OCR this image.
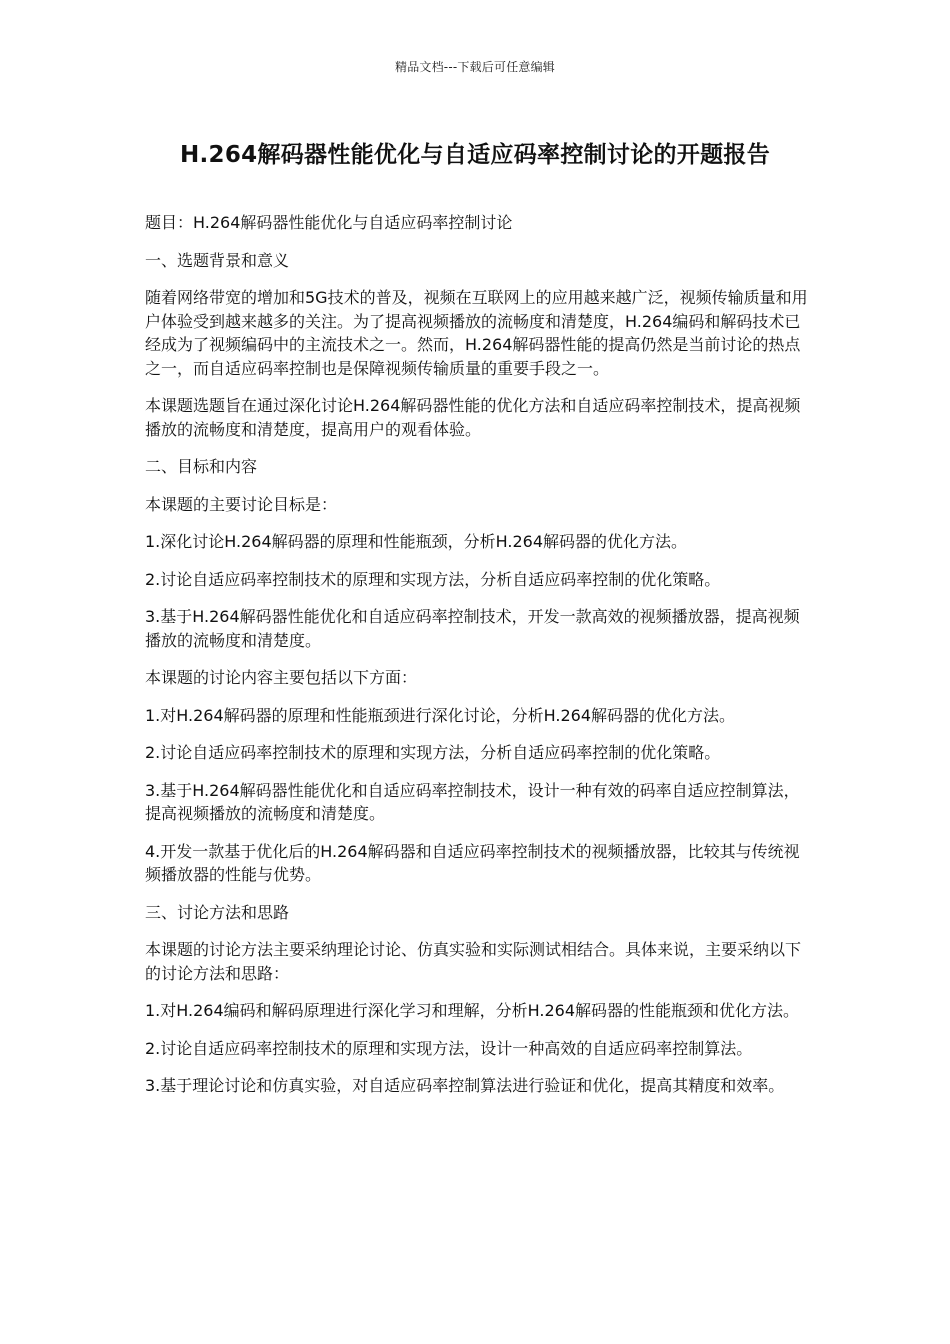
精品文档---下载后可任意编辑
H.264解码器性能优化与自适应码率控制讨论的开题报告

题目：H.264解码器性能优化与自适应码率控制讨论

一、选题背景和意义

随着网络带宽的增加和5G技术的普及，视频在互联网上的应用越来越广泛，视频传输质量和用户体验受到越来越多的关注。为了提高视频播放的流畅度和清楚度，H.264编码和解码技术已经成为了视频编码中的主流技术之一。然而，H.264解码器性能的提高仍然是当前讨论的热点之一，而自适应码率控制也是保障视频传输质量的重要手段之一。

本课题选题旨在通过深化讨论H.264解码器性能的优化方法和自适应码率控制技术，提高视频播放的流畅度和清楚度，提高用户的观看体验。

二、目标和内容

本课题的主要讨论目标是：

1.深化讨论H.264解码器的原理和性能瓶颈，分析H.264解码器的优化方法。

2.讨论自适应码率控制技术的原理和实现方法，分析自适应码率控制的优化策略。

3.基于H.264解码器性能优化和自适应码率控制技术，开发一款高效的视频播放器，提高视频播放的流畅度和清楚度。

本课题的讨论内容主要包括以下方面：

1.对H.264解码器的原理和性能瓶颈进行深化讨论，分析H.264解码器的优化方法。

2.讨论自适应码率控制技术的原理和实现方法，分析自适应码率控制的优化策略。

3.基于H.264解码器性能优化和自适应码率控制技术，设计一种有效的码率自适应控制算法，提高视频播放的流畅度和清楚度。

4.开发一款基于优化后的H.264解码器和自适应码率控制技术的视频播放器，比较其与传统视频播放器的性能与优势。

三、讨论方法和思路

本课题的讨论方法主要采纳理论讨论、仿真实验和实际测试相结合。具体来说，主要采纳以下的讨论方法和思路：

1.对H.264编码和解码原理进行深化学习和理解，分析H.264解码器的性能瓶颈和优化方法。

2.讨论自适应码率控制技术的原理和实现方法，设计一种高效的自适应码率控制算法。

3.基于理论讨论和仿真实验，对自适应码率控制算法进行验证和优化，提高其精度和效率。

_ _ _ _ _

▶ **EXERCISE INSTRUCTIONS**
Nothing but the pictures may be dropped; output the records above exactly.

▶ **TASK SOLUTION**
OCR this image.
精品文档---下载后可任意编辑
H.264解码器性能优化与自适应码率控制讨论的开题报告

题目：H.264解码器性能优化与自适应码率控制讨论

一、选题背景和意义

随着网络带宽的增加和5G技术的普及，视频在互联网上的应用越来越广泛，视频传输质量和用户体验受到越来越多的关注。为了提高视频播放的流畅度和清楚度，H.264编码和解码技术已经成为了视频编码中的主流技术之一。然而，H.264解码器性能的提高仍然是当前讨论的热点之一，而自适应码率控制也是保障视频传输质量的重要手段之一。

本课题选题旨在通过深化讨论H.264解码器性能的优化方法和自适应码率控制技术，提高视频播放的流畅度和清楚度，提高用户的观看体验。

二、目标和内容

本课题的主要讨论目标是：

1.深化讨论H.264解码器的原理和性能瓶颈，分析H.264解码器的优化方法。

2.讨论自适应码率控制技术的原理和实现方法，分析自适应码率控制的优化策略。

3.基于H.264解码器性能优化和自适应码率控制技术，开发一款高效的视频播放器，提高视频播放的流畅度和清楚度。

本课题的讨论内容主要包括以下方面：

1.对H.264解码器的原理和性能瓶颈进行深化讨论，分析H.264解码器的优化方法。

2.讨论自适应码率控制技术的原理和实现方法，分析自适应码率控制的优化策略。

3.基于H.264解码器性能优化和自适应码率控制技术，设计一种有效的码率自适应控制算法，提高视频播放的流畅度和清楚度。

4.开发一款基于优化后的H.264解码器和自适应码率控制技术的视频播放器，比较其与传统视频播放器的性能与优势。

三、讨论方法和思路

本课题的讨论方法主要采纳理论讨论、仿真实验和实际测试相结合。具体来说，主要采纳以下的讨论方法和思路：

1.对H.264编码和解码原理进行深化学习和理解，分析H.264解码器的性能瓶颈和优化方法。

2.讨论自适应码率控制技术的原理和实现方法，设计一种高效的自适应码率控制算法。

3.基于理论讨论和仿真实验，对自适应码率控制算法进行验证和优化，提高其精度和效率。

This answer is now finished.